### WORK REQUIRED
Retype all of the listing exactly, passing over any picture you find.

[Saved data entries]
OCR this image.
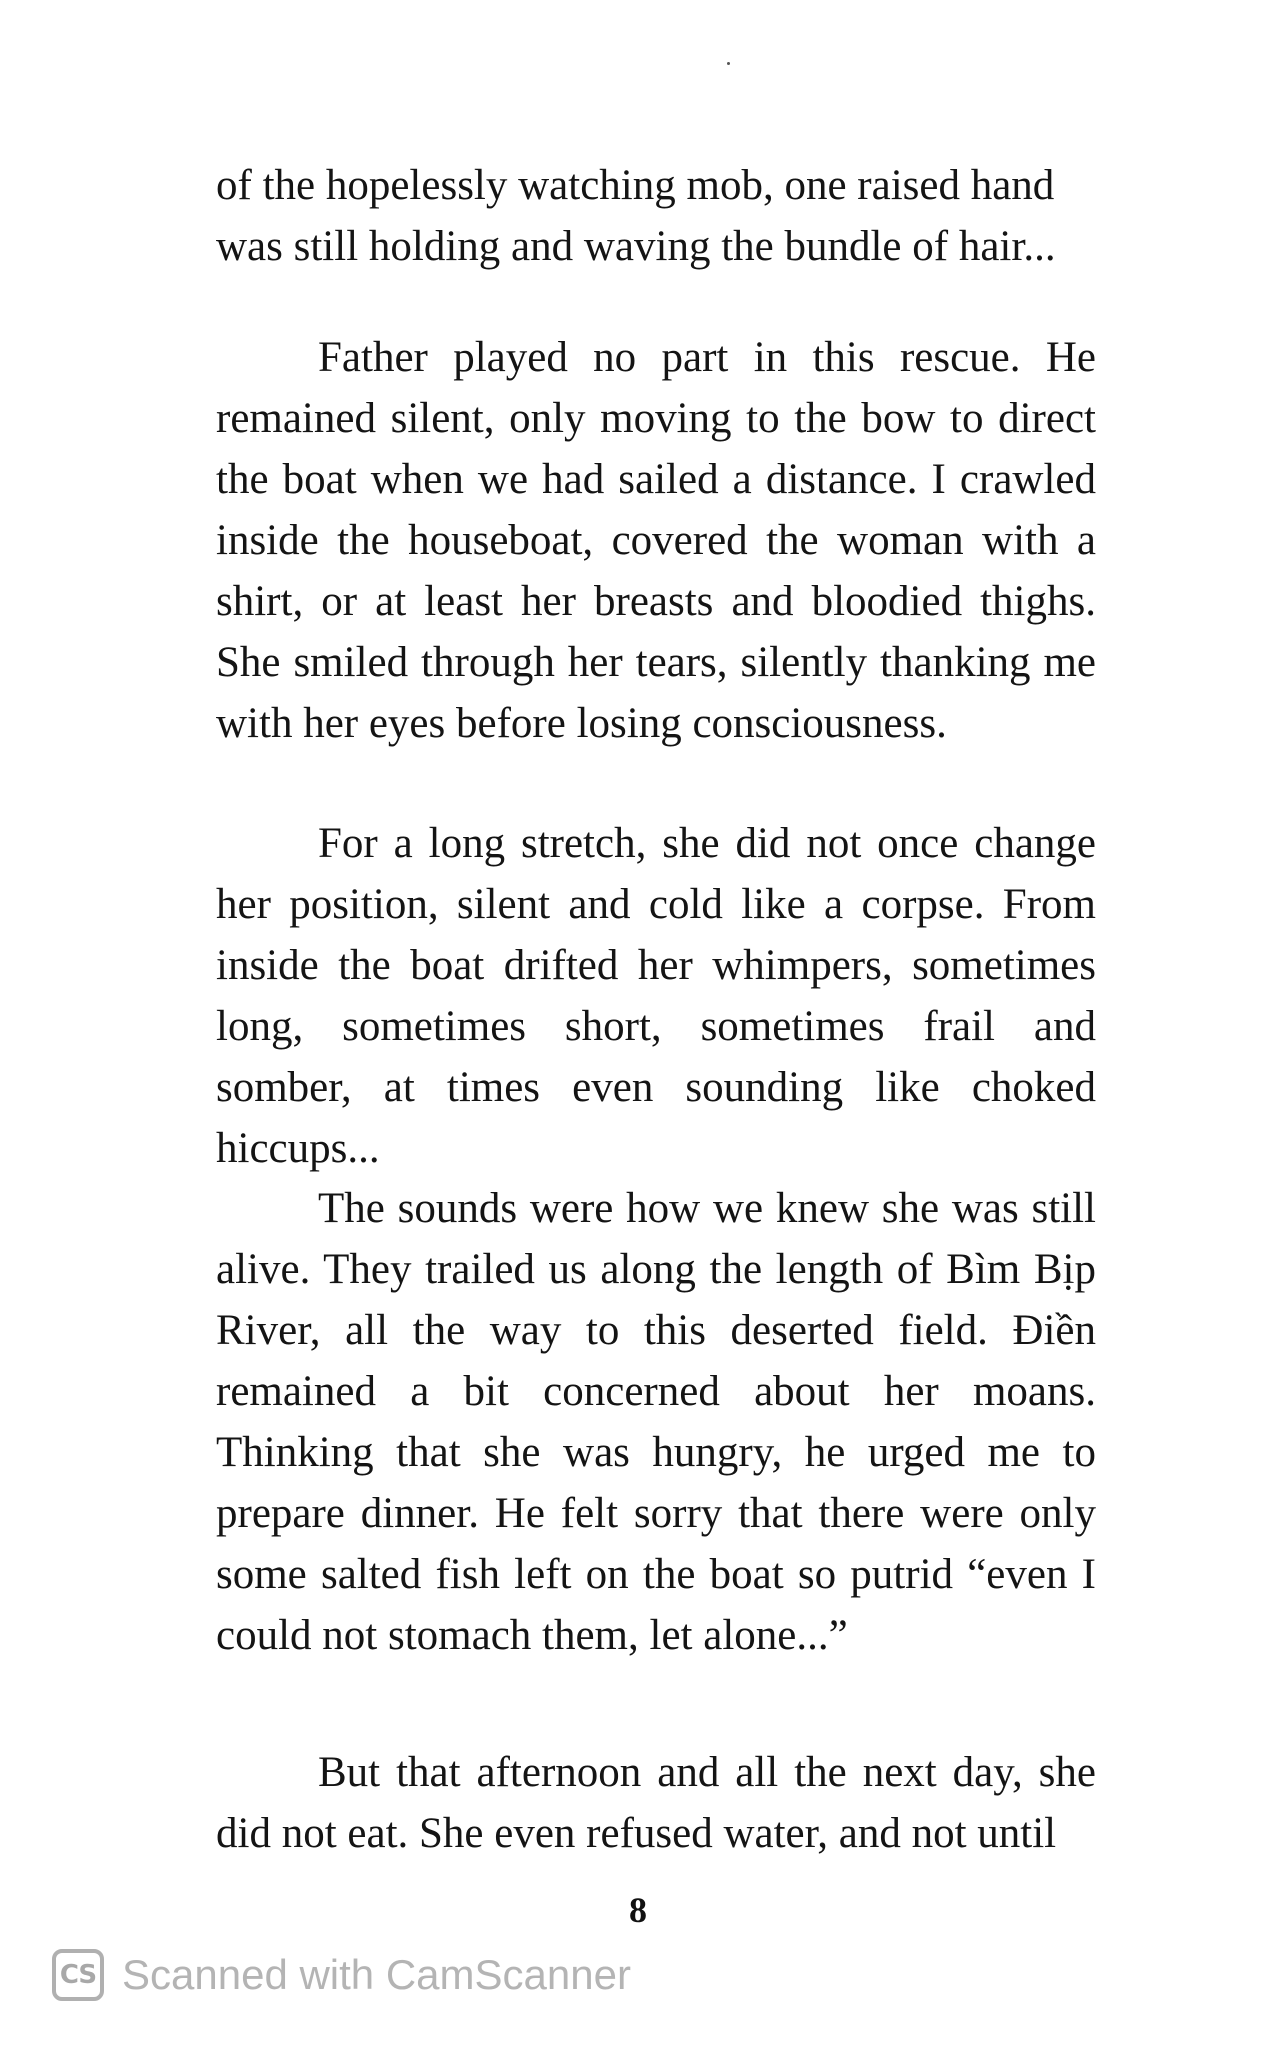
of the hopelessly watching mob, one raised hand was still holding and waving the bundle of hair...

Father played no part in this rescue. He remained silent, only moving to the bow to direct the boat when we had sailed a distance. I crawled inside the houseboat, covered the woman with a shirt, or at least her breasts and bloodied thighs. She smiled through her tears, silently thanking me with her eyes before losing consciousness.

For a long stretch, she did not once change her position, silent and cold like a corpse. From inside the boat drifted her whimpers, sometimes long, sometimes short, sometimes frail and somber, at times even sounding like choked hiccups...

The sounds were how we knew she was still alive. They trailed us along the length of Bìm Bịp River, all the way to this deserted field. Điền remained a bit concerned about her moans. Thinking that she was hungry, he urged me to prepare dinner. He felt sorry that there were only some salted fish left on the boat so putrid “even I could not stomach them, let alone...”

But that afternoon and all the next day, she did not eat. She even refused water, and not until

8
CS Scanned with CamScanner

### RESPONSE TO THIS TASK
OCR this image.
of the hopelessly watching mob, one raised hand was still holding and waving the bundle of hair...

Father played no part in this rescue. He remained silent, only moving to the bow to direct the boat when we had sailed a distance. I crawled inside the houseboat, covered the woman with a shirt, or at least her breasts and bloodied thighs. She smiled through her tears, silently thanking me with her eyes before losing consciousness.

For a long stretch, she did not once change her position, silent and cold like a corpse. From inside the boat drifted her whimpers, sometimes long, sometimes short, sometimes frail and somber, at times even sounding like choked hiccups...

The sounds were how we knew she was still alive. They trailed us along the length of Bìm Bịp River, all the way to this deserted field. Điền remained a bit concerned about her moans. Thinking that she was hungry, he urged me to prepare dinner. He felt sorry that there were only some salted fish left on the boat so putrid “even I could not stomach them, let alone...”

But that afternoon and all the next day, she did not eat. She even refused water, and not until

8
CS Scanned with CamScanner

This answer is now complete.